Produce the listing below again, exactly as shown.

__Extracted information__

## Begin

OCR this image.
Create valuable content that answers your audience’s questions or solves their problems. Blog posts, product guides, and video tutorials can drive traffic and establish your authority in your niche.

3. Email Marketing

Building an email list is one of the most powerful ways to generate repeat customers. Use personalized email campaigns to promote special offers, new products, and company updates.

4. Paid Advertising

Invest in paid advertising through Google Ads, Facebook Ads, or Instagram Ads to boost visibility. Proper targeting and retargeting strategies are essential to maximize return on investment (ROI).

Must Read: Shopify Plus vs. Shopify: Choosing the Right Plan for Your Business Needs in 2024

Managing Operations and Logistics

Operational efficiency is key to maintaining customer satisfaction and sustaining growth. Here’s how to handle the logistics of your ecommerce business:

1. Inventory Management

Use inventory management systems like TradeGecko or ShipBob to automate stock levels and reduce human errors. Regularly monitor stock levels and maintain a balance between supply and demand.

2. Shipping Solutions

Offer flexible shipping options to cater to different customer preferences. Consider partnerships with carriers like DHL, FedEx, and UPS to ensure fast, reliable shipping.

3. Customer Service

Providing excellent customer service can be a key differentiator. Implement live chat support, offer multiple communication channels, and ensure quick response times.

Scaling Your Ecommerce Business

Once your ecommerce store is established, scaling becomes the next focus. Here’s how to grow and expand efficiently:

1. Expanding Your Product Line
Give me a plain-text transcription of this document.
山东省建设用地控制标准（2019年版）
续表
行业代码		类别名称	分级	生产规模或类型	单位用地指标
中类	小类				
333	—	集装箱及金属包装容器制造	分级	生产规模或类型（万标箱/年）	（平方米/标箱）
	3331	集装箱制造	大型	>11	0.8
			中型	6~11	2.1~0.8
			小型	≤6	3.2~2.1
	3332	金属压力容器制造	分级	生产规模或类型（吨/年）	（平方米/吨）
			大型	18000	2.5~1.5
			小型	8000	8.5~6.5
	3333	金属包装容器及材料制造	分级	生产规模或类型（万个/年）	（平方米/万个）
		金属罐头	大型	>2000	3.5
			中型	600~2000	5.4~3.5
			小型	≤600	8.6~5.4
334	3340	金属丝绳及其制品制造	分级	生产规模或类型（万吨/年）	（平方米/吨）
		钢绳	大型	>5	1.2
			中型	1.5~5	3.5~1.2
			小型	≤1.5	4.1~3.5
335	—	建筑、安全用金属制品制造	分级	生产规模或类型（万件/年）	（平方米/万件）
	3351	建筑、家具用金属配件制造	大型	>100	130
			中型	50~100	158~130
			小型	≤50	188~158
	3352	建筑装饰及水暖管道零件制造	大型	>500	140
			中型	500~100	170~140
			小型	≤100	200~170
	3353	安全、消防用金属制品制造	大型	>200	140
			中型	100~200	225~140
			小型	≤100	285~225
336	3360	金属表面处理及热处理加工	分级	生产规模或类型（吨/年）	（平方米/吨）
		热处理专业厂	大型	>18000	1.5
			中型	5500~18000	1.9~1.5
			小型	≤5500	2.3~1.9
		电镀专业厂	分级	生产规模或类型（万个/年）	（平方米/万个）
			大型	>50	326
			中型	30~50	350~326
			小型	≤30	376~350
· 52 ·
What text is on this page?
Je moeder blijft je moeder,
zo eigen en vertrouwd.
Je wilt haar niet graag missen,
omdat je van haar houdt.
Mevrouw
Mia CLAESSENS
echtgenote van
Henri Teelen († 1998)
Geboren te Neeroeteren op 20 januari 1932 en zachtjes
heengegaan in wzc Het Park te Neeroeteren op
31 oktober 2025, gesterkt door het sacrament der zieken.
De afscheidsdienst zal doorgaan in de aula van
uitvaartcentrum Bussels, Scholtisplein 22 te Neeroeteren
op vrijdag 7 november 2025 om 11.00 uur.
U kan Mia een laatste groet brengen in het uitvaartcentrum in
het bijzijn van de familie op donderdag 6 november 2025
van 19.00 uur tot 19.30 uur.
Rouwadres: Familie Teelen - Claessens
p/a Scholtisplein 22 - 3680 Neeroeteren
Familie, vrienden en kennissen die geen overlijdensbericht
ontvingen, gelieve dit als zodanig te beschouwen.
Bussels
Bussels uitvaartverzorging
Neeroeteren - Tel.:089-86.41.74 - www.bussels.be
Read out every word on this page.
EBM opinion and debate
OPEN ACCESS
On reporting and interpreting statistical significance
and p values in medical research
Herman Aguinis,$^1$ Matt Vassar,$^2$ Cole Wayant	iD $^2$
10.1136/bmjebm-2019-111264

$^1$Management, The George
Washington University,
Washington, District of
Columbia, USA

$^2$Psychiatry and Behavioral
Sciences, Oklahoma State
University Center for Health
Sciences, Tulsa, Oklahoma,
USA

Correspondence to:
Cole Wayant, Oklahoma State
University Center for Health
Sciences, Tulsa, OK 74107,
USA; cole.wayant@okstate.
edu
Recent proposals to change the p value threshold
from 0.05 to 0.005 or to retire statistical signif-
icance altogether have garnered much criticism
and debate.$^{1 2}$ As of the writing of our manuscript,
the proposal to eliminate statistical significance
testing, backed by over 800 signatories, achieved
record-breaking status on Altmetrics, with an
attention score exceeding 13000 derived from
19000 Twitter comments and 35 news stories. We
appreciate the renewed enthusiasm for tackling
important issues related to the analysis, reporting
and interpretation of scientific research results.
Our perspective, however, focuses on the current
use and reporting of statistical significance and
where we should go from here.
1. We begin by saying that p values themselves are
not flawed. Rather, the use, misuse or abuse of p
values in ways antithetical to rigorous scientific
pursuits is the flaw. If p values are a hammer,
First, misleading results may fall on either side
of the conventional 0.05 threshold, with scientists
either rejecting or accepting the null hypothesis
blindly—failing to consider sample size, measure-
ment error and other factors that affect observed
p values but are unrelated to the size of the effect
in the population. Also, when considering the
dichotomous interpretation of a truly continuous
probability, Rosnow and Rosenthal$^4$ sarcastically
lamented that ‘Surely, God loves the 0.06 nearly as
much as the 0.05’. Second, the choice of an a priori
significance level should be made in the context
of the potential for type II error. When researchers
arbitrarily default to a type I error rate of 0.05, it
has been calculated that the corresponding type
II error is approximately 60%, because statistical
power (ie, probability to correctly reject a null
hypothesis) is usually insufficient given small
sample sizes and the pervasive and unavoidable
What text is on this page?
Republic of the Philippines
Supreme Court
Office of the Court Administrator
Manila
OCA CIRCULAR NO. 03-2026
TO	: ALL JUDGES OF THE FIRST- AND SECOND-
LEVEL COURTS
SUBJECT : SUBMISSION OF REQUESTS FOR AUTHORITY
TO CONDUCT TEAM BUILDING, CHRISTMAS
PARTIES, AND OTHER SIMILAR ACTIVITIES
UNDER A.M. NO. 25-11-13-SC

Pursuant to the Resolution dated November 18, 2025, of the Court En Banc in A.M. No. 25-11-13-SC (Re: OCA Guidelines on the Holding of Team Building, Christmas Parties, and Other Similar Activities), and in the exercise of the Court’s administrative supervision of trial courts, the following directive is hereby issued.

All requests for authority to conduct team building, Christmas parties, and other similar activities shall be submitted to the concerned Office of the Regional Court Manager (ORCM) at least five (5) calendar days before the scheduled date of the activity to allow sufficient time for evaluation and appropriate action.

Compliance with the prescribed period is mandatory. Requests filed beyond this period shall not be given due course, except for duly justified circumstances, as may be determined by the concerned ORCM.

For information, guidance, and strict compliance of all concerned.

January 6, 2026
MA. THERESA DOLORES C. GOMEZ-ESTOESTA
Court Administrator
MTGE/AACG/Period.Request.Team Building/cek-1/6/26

## End

__Task response__
OCR this image.
Create valuable content that answers your audience’s questions or solves their problems. Blog posts, product guides, and video tutorials can drive traffic and establish your authority in your niche.

3. Email Marketing

Building an email list is one of the most powerful ways to generate repeat customers. Use personalized email campaigns to promote special offers, new products, and company updates.

4. Paid Advertising

Invest in paid advertising through Google Ads, Facebook Ads, or Instagram Ads to boost visibility. Proper targeting and retargeting strategies are essential to maximize return on investment (ROI).

Must Read: Shopify Plus vs. Shopify: Choosing the Right Plan for Your Business Needs in 2024

Managing Operations and Logistics

Operational efficiency is key to maintaining customer satisfaction and sustaining growth. Here’s how to handle the logistics of your ecommerce business:

1. Inventory Management

Use inventory management systems like TradeGecko or ShipBob to automate stock levels and reduce human errors. Regularly monitor stock levels and maintain a balance between supply and demand.

2. Shipping Solutions

Offer flexible shipping options to cater to different customer preferences. Consider partnerships with carriers like DHL, FedEx, and UPS to ensure fast, reliable shipping.

3. Customer Service

Providing excellent customer service can be a key differentiator. Implement live chat support, offer multiple communication channels, and ensure quick response times.

Scaling Your Ecommerce Business

Once your ecommerce store is established, scaling becomes the next focus. Here’s how to grow and expand efficiently:

1. Expanding Your Product Line
Give me a plain-text transcription of this document.
山东省建设用地控制标准（2019年版）
续表
行业代码		类别名称	分级	生产规模或类型	单位用地指标
中类	小类				
333	—	集装箱及金属包装容器制造	分级	生产规模或类型（万标箱/年）	（平方米/标箱）
	3331	集装箱制造	大型	>11	0.8
			中型	6~11	2.1~0.8
			小型	≤6	3.2~2.1
	3332	金属压力容器制造	分级	生产规模或类型（吨/年）	（平方米/吨）
			大型	18000	2.5~1.5
			小型	8000	8.5~6.5
	3333	金属包装容器及材料制造	分级	生产规模或类型（万个/年）	（平方米/万个）
		金属罐头	大型	>2000	3.5
			中型	600~2000	5.4~3.5
			小型	≤600	8.6~5.4
334	3340	金属丝绳及其制品制造	分级	生产规模或类型（万吨/年）	（平方米/吨）
		钢绳	大型	>5	1.2
			中型	1.5~5	3.5~1.2
			小型	≤1.5	4.1~3.5
335	—	建筑、安全用金属制品制造	分级	生产规模或类型（万件/年）	（平方米/万件）
	3351	建筑、家具用金属配件制造	大型	>100	130
			中型	50~100	158~130
			小型	≤50	188~158
	3352	建筑装饰及水暖管道零件制造	大型	>500	140
			中型	500~100	170~140
			小型	≤100	200~170
	3353	安全、消防用金属制品制造	大型	>200	140
			中型	100~200	225~140
			小型	≤100	285~225
336	3360	金属表面处理及热处理加工	分级	生产规模或类型（吨/年）	（平方米/吨）
		热处理专业厂	大型	>18000	1.5
			中型	5500~18000	1.9~1.5
			小型	≤5500	2.3~1.9
		电镀专业厂	分级	生产规模或类型（万个/年）	（平方米/万个）
			大型	>50	326
			中型	30~50	350~326
			小型	≤30	376~350
· 52 ·
What text is on this page?
Je moeder blijft je moeder,
zo eigen en vertrouwd.
Je wilt haar niet graag missen,
omdat je van haar houdt.
Mevrouw
Mia CLAESSENS
echtgenote van
Henri Teelen († 1998)
Geboren te Neeroeteren op 20 januari 1932 en zachtjes
heengegaan in wzc Het Park te Neeroeteren op
31 oktober 2025, gesterkt door het sacrament der zieken.
De afscheidsdienst zal doorgaan in de aula van
uitvaartcentrum Bussels, Scholtisplein 22 te Neeroeteren
op vrijdag 7 november 2025 om 11.00 uur.
U kan Mia een laatste groet brengen in het uitvaartcentrum in
het bijzijn van de familie op donderdag 6 november 2025
van 19.00 uur tot 19.30 uur.
Rouwadres: Familie Teelen - Claessens
p/a Scholtisplein 22 - 3680 Neeroeteren
Familie, vrienden en kennissen die geen overlijdensbericht
ontvingen, gelieve dit als zodanig te beschouwen.
Bussels
Bussels uitvaartverzorging
Neeroeteren - Tel.:089-86.41.74 - www.bussels.be
Read out every word on this page.
EBM opinion and debate
OPEN ACCESS
On reporting and interpreting statistical significance
and p values in medical research
Herman Aguinis,$^1$ Matt Vassar,$^2$ Cole Wayant	iD $^2$
10.1136/bmjebm-2019-111264

$^1$Management, The George
Washington University,
Washington, District of
Columbia, USA

$^2$Psychiatry and Behavioral
Sciences, Oklahoma State
University Center for Health
Sciences, Tulsa, Oklahoma,
USA

Correspondence to:
Cole Wayant, Oklahoma State
University Center for Health
Sciences, Tulsa, OK 74107,
USA; cole.wayant@okstate.
edu
Recent proposals to change the p value threshold
from 0.05 to 0.005 or to retire statistical signif-
icance altogether have garnered much criticism
and debate.$^{1 2}$ As of the writing of our manuscript,
the proposal to eliminate statistical significance
testing, backed by over 800 signatories, achieved
record-breaking status on Altmetrics, with an
attention score exceeding 13000 derived from
19000 Twitter comments and 35 news stories. We
appreciate the renewed enthusiasm for tackling
important issues related to the analysis, reporting
and interpretation of scientific research results.
Our perspective, however, focuses on the current
use and reporting of statistical significance and
where we should go from here.
1. We begin by saying that p values themselves are
not flawed. Rather, the use, misuse or abuse of p
values in ways antithetical to rigorous scientific
pursuits is the flaw. If p values are a hammer,
First, misleading results may fall on either side
of the conventional 0.05 threshold, with scientists
either rejecting or accepting the null hypothesis
blindly—failing to consider sample size, measure-
ment error and other factors that affect observed
p values but are unrelated to the size of the effect
in the population. Also, when considering the
dichotomous interpretation of a truly continuous
probability, Rosnow and Rosenthal$^4$ sarcastically
lamented that ‘Surely, God loves the 0.06 nearly as
much as the 0.05’. Second, the choice of an a priori
significance level should be made in the context
of the potential for type II error. When researchers
arbitrarily default to a type I error rate of 0.05, it
has been calculated that the corresponding type
II error is approximately 60%, because statistical
power (ie, probability to correctly reject a null
hypothesis) is usually insufficient given small
sample sizes and the pervasive and unavoidable
What text is on this page?
Republic of the Philippines
Supreme Court
Office of the Court Administrator
Manila
OCA CIRCULAR NO. 03-2026
TO	: ALL JUDGES OF THE FIRST- AND SECOND-
LEVEL COURTS
SUBJECT : SUBMISSION OF REQUESTS FOR AUTHORITY
TO CONDUCT TEAM BUILDING, CHRISTMAS
PARTIES, AND OTHER SIMILAR ACTIVITIES
UNDER A.M. NO. 25-11-13-SC

Pursuant to the Resolution dated November 18, 2025, of the Court En Banc in A.M. No. 25-11-13-SC (Re: OCA Guidelines on the Holding of Team Building, Christmas Parties, and Other Similar Activities), and in the exercise of the Court’s administrative supervision of trial courts, the following directive is hereby issued.

All requests for authority to conduct team building, Christmas parties, and other similar activities shall be submitted to the concerned Office of the Regional Court Manager (ORCM) at least five (5) calendar days before the scheduled date of the activity to allow sufficient time for evaluation and appropriate action.

Compliance with the prescribed period is mandatory. Requests filed beyond this period shall not be given due course, except for duly justified circumstances, as may be determined by the concerned ORCM.

For information, guidance, and strict compliance of all concerned.

January 6, 2026
MA. THERESA DOLORES C. GOMEZ-ESTOESTA
Court Administrator
MTGE/AACG/Period.Request.Team Building/cek-1/6/26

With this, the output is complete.